- [Exercise task]: Collect each line of the entries that holds the string "Assistant".

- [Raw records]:
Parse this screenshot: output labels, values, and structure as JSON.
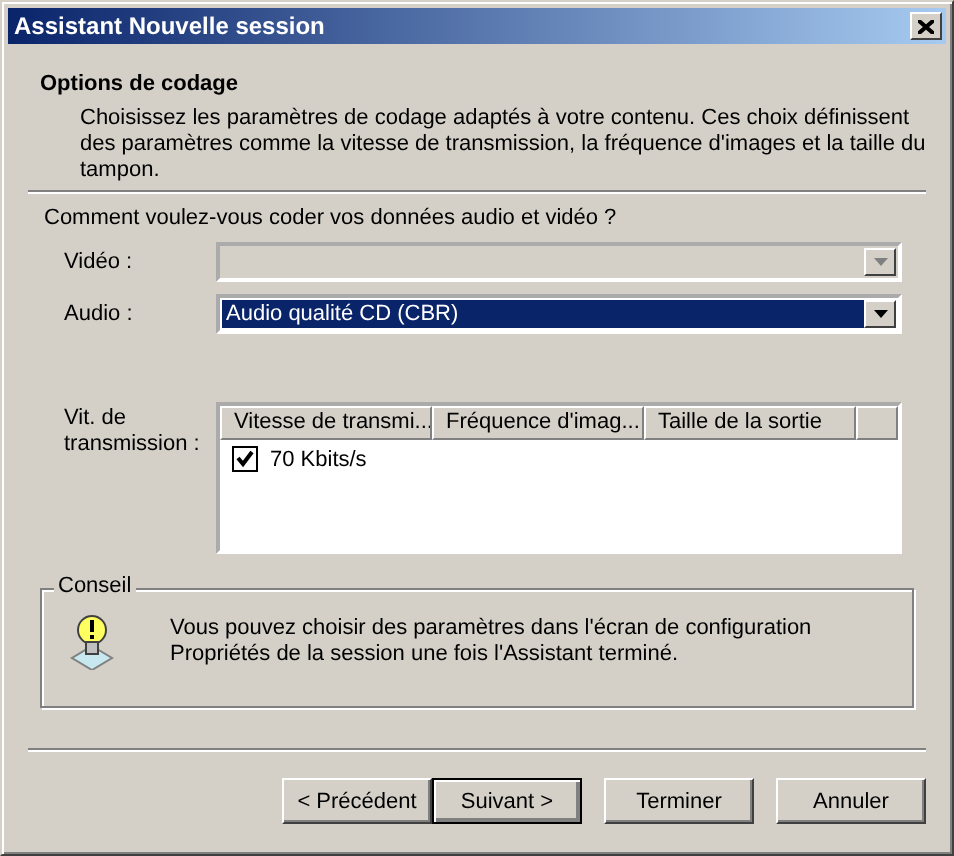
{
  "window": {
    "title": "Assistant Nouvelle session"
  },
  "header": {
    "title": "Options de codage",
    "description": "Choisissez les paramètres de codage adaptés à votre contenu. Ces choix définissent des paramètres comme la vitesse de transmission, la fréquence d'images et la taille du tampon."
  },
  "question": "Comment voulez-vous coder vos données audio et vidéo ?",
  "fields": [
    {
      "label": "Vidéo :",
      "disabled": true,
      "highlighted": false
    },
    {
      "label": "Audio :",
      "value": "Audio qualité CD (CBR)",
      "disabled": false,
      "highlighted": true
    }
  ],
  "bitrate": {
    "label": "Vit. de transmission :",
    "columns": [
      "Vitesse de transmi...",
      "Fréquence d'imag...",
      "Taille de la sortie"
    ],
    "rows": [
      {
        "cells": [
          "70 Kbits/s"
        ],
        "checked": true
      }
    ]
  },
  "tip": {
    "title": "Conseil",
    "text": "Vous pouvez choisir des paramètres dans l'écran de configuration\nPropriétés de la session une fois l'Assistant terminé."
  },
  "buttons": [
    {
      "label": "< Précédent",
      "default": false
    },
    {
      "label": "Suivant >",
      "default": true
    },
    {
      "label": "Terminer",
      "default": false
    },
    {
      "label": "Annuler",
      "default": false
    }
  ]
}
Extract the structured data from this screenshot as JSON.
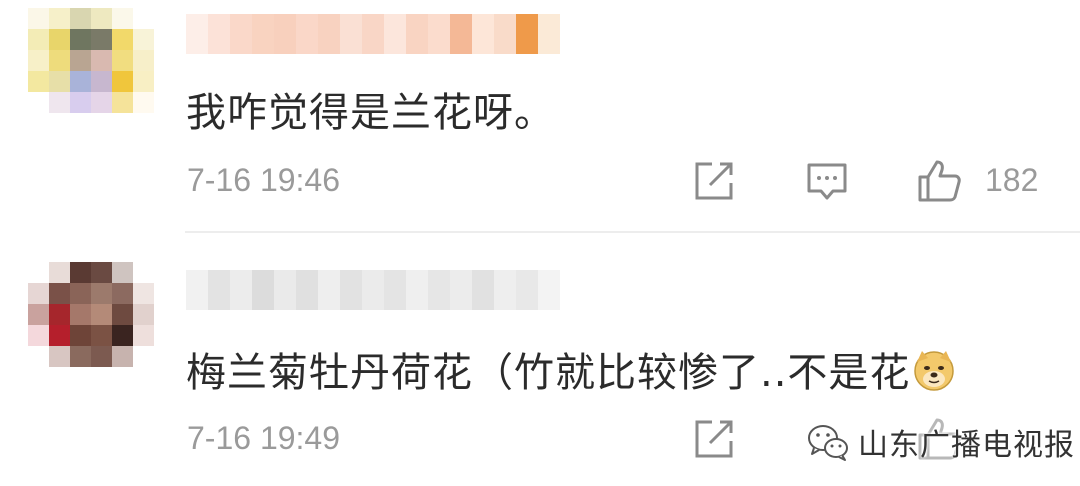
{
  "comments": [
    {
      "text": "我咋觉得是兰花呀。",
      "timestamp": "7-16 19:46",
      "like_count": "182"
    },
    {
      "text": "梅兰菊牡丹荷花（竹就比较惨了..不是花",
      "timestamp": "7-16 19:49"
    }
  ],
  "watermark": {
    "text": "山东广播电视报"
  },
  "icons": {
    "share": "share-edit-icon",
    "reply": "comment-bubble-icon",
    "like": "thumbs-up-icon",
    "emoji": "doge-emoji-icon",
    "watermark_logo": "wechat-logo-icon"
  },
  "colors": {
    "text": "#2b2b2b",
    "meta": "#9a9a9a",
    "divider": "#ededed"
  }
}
--
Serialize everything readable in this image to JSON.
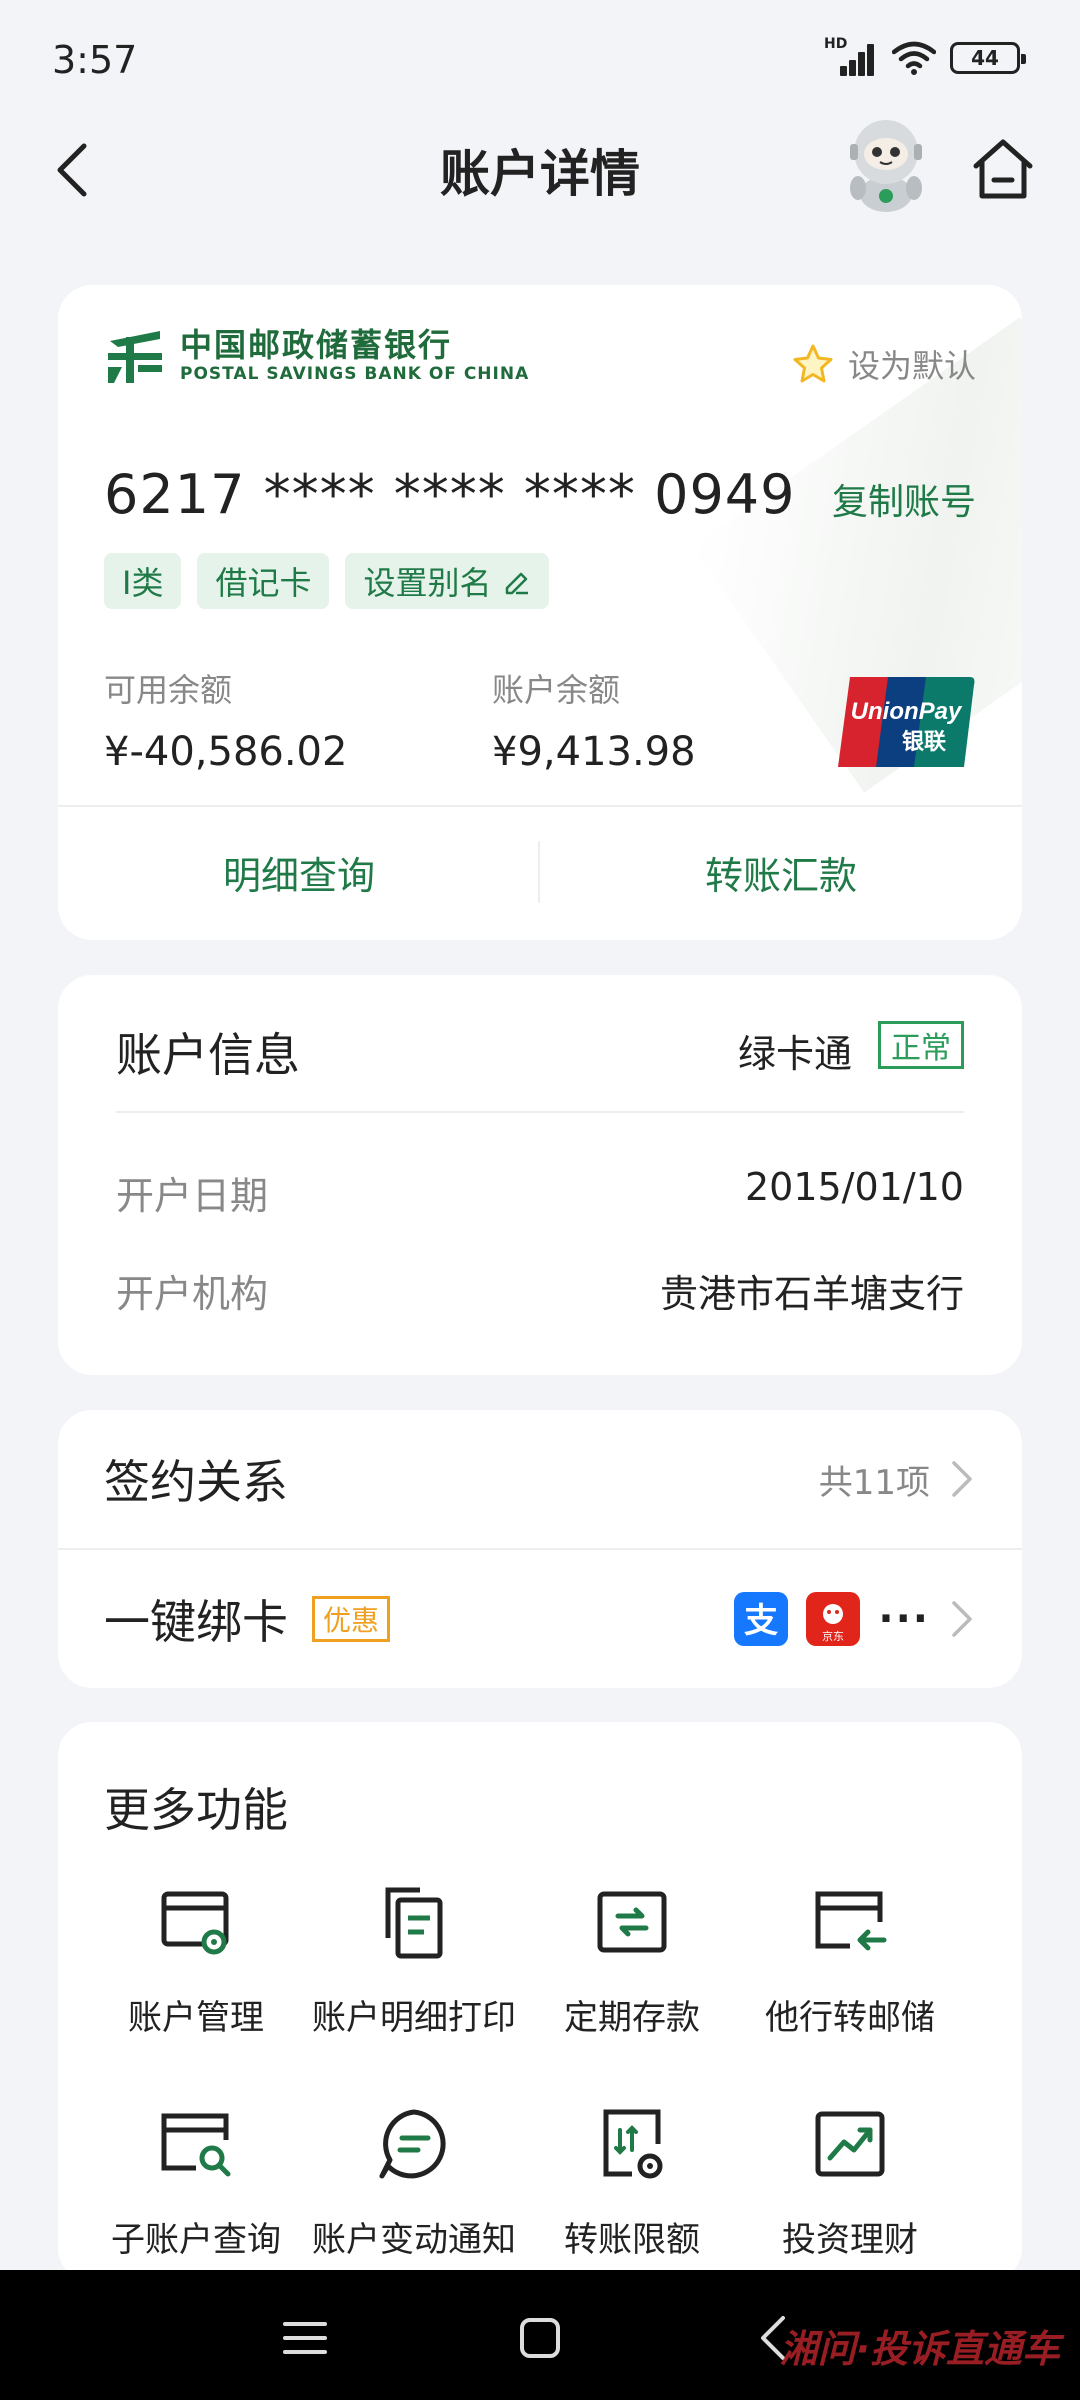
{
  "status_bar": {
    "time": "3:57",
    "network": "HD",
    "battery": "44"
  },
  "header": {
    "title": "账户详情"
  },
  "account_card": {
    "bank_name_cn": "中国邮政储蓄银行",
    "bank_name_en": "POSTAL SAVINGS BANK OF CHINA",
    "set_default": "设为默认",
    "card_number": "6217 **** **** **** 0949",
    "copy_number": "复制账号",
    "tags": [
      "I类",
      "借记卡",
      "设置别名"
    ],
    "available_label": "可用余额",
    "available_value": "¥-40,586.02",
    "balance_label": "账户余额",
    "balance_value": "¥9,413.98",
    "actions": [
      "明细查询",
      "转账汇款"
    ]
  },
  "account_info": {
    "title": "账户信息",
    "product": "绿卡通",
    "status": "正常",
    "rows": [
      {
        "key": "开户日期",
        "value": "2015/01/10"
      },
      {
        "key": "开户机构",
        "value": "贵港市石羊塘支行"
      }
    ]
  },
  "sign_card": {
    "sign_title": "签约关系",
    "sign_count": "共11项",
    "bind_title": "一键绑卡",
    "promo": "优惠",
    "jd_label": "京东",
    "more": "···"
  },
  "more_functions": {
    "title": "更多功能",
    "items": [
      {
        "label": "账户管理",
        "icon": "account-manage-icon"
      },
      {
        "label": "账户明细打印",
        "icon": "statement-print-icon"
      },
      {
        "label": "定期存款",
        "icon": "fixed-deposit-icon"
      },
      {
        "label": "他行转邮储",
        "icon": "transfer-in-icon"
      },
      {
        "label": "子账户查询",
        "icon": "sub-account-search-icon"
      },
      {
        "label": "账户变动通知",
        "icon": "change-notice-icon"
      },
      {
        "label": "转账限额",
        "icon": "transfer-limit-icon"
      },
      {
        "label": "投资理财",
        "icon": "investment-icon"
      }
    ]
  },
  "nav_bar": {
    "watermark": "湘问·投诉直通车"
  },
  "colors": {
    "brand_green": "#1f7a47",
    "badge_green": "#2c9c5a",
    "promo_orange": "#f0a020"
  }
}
...
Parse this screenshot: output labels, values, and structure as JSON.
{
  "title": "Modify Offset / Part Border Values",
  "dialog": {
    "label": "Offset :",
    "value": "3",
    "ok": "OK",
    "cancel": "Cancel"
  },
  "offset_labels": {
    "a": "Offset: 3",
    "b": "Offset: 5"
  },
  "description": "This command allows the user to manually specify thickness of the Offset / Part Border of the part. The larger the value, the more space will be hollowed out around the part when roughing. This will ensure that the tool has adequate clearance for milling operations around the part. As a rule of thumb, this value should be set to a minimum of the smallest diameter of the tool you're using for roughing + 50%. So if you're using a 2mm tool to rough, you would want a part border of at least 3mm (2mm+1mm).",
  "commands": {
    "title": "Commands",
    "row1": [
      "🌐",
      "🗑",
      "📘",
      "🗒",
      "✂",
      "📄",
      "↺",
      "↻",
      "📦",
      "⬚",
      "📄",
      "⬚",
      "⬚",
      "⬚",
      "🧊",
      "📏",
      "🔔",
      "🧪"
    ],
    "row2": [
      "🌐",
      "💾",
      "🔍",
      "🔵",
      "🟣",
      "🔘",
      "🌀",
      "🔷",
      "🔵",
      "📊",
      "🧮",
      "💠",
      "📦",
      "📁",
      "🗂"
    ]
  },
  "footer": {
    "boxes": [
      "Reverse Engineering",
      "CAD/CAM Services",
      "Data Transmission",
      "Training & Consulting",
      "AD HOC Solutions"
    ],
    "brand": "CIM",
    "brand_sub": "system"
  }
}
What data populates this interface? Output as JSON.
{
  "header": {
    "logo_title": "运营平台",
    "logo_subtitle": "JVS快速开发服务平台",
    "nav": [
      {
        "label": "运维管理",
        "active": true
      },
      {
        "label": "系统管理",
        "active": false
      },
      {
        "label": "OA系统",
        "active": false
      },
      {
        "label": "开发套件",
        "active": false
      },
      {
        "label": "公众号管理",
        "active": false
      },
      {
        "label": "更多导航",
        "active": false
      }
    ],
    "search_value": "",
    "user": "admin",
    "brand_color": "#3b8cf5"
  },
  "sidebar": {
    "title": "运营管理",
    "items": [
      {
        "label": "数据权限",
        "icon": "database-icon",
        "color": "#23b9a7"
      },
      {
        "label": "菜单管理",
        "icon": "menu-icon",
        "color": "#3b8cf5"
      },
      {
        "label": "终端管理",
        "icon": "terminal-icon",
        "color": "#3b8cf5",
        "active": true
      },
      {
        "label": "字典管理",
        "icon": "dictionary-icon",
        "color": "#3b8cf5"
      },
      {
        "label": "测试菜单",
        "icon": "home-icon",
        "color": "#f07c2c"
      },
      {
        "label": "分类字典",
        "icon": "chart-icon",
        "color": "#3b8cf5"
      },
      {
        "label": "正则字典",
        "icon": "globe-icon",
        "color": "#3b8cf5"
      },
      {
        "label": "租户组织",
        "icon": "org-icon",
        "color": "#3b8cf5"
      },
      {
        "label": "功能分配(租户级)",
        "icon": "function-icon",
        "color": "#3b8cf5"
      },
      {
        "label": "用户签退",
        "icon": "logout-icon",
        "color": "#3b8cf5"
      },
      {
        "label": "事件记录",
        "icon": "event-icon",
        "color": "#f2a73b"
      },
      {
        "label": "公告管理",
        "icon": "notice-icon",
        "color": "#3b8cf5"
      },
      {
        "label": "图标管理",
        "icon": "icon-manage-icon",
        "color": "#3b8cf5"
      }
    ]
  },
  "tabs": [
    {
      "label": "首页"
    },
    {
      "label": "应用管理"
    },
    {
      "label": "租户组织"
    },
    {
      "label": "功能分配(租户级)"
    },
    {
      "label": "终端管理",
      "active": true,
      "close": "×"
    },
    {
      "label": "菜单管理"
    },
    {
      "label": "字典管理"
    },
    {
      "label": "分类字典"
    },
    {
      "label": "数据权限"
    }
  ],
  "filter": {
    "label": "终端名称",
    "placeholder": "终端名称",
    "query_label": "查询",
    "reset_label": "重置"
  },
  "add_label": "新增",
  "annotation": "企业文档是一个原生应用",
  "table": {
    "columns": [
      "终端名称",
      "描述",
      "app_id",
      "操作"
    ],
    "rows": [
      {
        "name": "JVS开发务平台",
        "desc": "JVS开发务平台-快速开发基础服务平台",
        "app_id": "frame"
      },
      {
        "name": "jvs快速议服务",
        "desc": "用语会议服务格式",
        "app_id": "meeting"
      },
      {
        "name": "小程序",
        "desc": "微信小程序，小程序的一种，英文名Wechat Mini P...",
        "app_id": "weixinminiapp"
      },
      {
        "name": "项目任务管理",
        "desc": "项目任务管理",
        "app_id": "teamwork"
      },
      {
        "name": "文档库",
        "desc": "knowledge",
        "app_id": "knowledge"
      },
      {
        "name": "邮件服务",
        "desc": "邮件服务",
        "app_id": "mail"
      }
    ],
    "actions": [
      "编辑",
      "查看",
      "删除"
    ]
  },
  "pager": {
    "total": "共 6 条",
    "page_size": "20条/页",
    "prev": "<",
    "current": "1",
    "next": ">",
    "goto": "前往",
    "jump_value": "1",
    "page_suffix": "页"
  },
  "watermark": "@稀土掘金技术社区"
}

- [Solution to the problem]:
    "title": "Assistant Nouvelle session"
    "text": "Vous pouvez choisir des paramètres dans l'écran de configuration\nPropriétés de la session une fois l'Assistant terminé."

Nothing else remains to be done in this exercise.